* [INFORMATION GIVEN]:
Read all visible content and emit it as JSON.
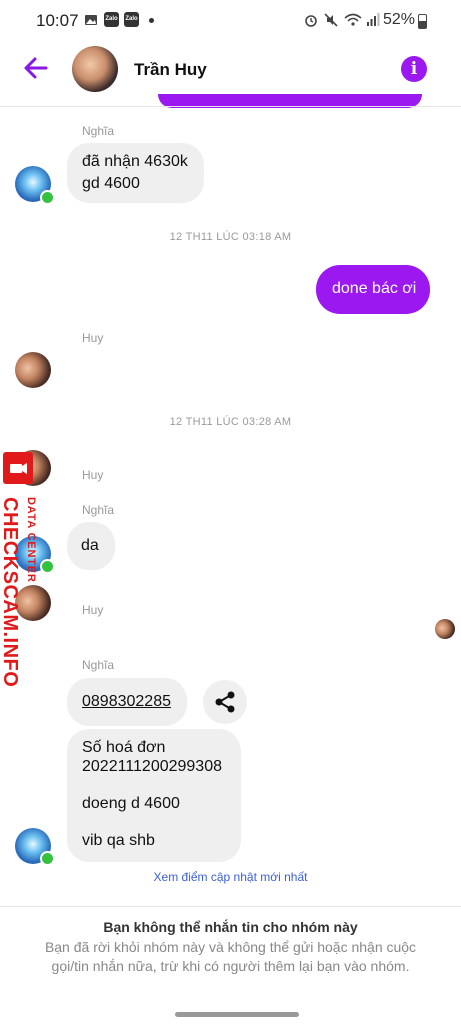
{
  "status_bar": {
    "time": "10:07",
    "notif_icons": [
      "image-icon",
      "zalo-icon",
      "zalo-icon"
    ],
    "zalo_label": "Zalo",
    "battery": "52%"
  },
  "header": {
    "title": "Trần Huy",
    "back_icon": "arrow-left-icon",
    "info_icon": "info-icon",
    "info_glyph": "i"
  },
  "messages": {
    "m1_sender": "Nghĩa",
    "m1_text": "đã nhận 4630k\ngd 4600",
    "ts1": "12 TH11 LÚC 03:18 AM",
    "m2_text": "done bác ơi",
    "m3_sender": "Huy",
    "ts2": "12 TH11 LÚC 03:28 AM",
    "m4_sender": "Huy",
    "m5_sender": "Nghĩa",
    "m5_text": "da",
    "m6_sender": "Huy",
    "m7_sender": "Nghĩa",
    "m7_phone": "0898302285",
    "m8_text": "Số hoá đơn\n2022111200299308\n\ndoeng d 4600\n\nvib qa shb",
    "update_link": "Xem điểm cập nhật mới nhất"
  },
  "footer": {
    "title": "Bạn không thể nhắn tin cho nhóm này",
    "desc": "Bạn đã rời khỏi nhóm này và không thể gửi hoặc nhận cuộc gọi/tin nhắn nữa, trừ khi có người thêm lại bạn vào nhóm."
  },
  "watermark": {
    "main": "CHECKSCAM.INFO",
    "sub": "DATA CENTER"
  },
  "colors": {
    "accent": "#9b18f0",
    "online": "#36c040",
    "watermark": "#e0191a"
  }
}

* [DIRECTIVE]:
Each record above must be returned exactly as written, with its pictures omitted.

* [OUTPUT]:
Read all visible content and emit it as JSON.
{
  "status_bar": {
    "time": "10:07",
    "notif_icons": [
      "image-icon",
      "zalo-icon",
      "zalo-icon"
    ],
    "zalo_label": "Zalo",
    "battery": "52%"
  },
  "header": {
    "title": "Trần Huy",
    "back_icon": "arrow-left-icon",
    "info_icon": "info-icon",
    "info_glyph": "i"
  },
  "messages": {
    "m1_sender": "Nghĩa",
    "m1_text": "đã nhận 4630k\ngd 4600",
    "ts1": "12 TH11 LÚC 03:18 AM",
    "m2_text": "done bác ơi",
    "m3_sender": "Huy",
    "ts2": "12 TH11 LÚC 03:28 AM",
    "m4_sender": "Huy",
    "m5_sender": "Nghĩa",
    "m5_text": "da",
    "m6_sender": "Huy",
    "m7_sender": "Nghĩa",
    "m7_phone": "0898302285",
    "m8_text": "Số hoá đơn\n2022111200299308\n\ndoeng d 4600\n\nvib qa shb",
    "update_link": "Xem điểm cập nhật mới nhất"
  },
  "footer": {
    "title": "Bạn không thể nhắn tin cho nhóm này",
    "desc": "Bạn đã rời khỏi nhóm này và không thể gửi hoặc nhận cuộc gọi/tin nhắn nữa, trừ khi có người thêm lại bạn vào nhóm."
  },
  "watermark": {
    "main": "CHECKSCAM.INFO",
    "sub": "DATA CENTER"
  },
  "colors": {
    "accent": "#9b18f0",
    "online": "#36c040",
    "watermark": "#e0191a"
  }
}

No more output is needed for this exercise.